[Exercise prompt]: Carry on the review of Pierre Sang Boyer's restaurant below, starting right after its final sentence.

[Source excerpt]:
The first two times I tried to go to Pierre Sang Boyer’s restaurant in the Oberkampf district of the 11th arrondissement, my luck ran dry. Since they don’t have a public phone number, we showed up one night to find that the restaurant was ‘exceptionally’ closed. Then another time, the crowd waiting to be seated at this compact counter-service no-reservations restaurant was so huge that it would have been an optimistic hour’s wait before we were seated. So my interest drifted a bit, because this place seemed so hard to get into.
During the year or so since he’s been open, however, the amiable South Korean born chef has received glowing reviews from a variety of colleagues whom I respect, and so at the end of a busy day last week when it had stopped raining for a few minutes, Bruno and I decided to roll the dice again and headed to the 11th. Arriving on early on a Friday night, the place was packed, but they promised a half hour wait, so we ordered glasses of white wine and milled around on the sidewalk for twenty minutes before we were ushered inside. Given the throngs waiting to get in, the first thing that impressed me about this place was the exceptionally courteous and well-organized service. Though there was no written waiting list, the very nice young waiters respected the proper rotation of waiting customers and the kitchen even sent out complimentary hors d’oeuvres–thick slices of toasted country bread topped with pale slices of summer truffle that pleasantly tasted like wet leaves.
When we were ushered inside, we sat at the big oak bar on comfortable stools (they’re only a couple of tables for two here, unless you book the one larger table down in the basement, which is the only reservation they’ll take) in front of a big sack of delicious looking butter and a huge wheel of Laguiole cheese. The chef himself greeted us, and one of the friendly and impressively efficient waiters set us up with slate plate mats and cutlery. Staring at the cheese, I found myself thinking that whatever proceeded this course in the impending small-plate tasting menu, I could very happily make a meal for myself by shamelessly plundering this heart-stoppingly tempting dairy display.

[Supplied data]:
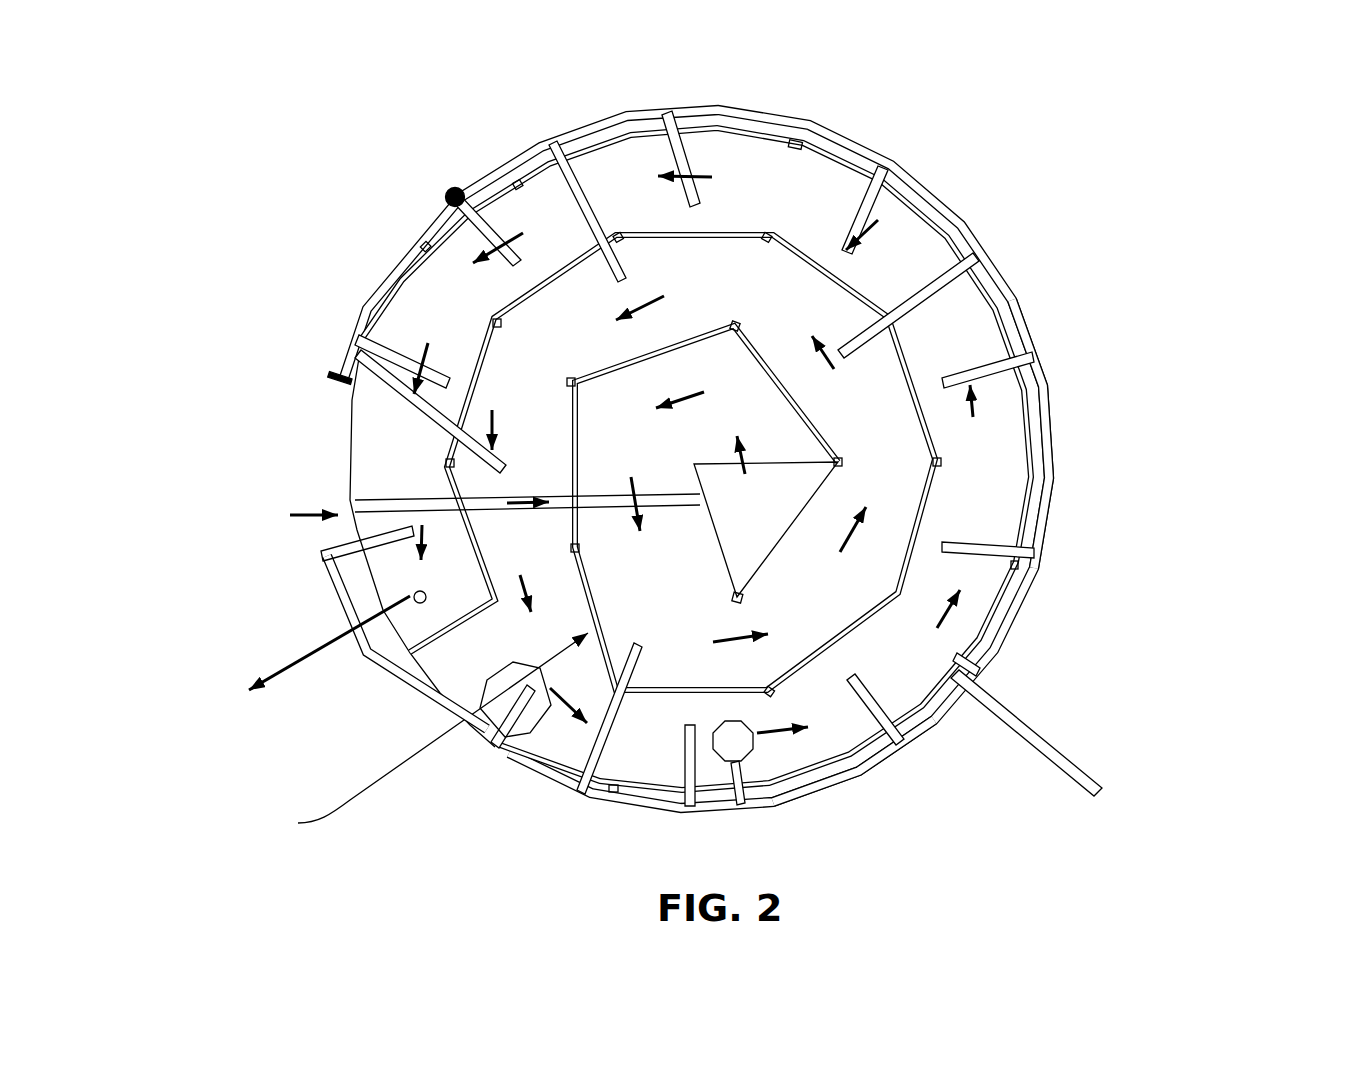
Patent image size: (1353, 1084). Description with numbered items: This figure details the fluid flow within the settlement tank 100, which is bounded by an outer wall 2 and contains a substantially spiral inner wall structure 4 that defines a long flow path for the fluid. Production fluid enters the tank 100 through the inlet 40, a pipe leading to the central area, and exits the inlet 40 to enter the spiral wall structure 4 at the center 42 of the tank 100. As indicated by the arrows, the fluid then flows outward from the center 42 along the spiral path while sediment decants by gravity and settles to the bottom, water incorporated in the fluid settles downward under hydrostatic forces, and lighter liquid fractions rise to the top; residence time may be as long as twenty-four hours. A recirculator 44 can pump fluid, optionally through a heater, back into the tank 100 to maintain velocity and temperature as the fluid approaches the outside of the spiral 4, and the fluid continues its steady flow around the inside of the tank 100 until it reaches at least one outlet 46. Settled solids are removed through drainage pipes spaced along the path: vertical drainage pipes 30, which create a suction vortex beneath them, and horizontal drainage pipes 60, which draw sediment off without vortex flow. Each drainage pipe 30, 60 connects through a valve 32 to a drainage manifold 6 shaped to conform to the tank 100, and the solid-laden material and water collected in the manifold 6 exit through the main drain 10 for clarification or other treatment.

[Answer to the exercise]:
Instead our meal kicked off with a delicious little haricot vert topped salad and a chunk of sesame-seed coated tuna with a small salad of fennel garnished with wasabi peas and a pool of mustardy mayonnaise. Both of these nibble-sized dishes were exceptional for their intricate layering of flavor, intriguing contrast of textures and beauty. And what made them even more impressive is that they were cooked at the speed of light in a tiny open kitchen. Open kitchens fascinate me, but I know from friends who are chefs that they impose an additional layer of pressure on a cook, because everything happens in the public eye. So adding this constraint to the mix made these first dishes even more remarkable.
Every chef has his or her palate, of course, and I immediately liked the way Sang Boyer backstops the umami richness of his cooking with refreshing but subtle tones of acidulated tastes. And for a small, crowded and very busy restaurant, the service was outstanding, at once playful and professional, and the rythm of the meal was flawless. The short wine list had some really interesting bottles to chose from, too, including the velvety, berry rich Saint Chinian we chose.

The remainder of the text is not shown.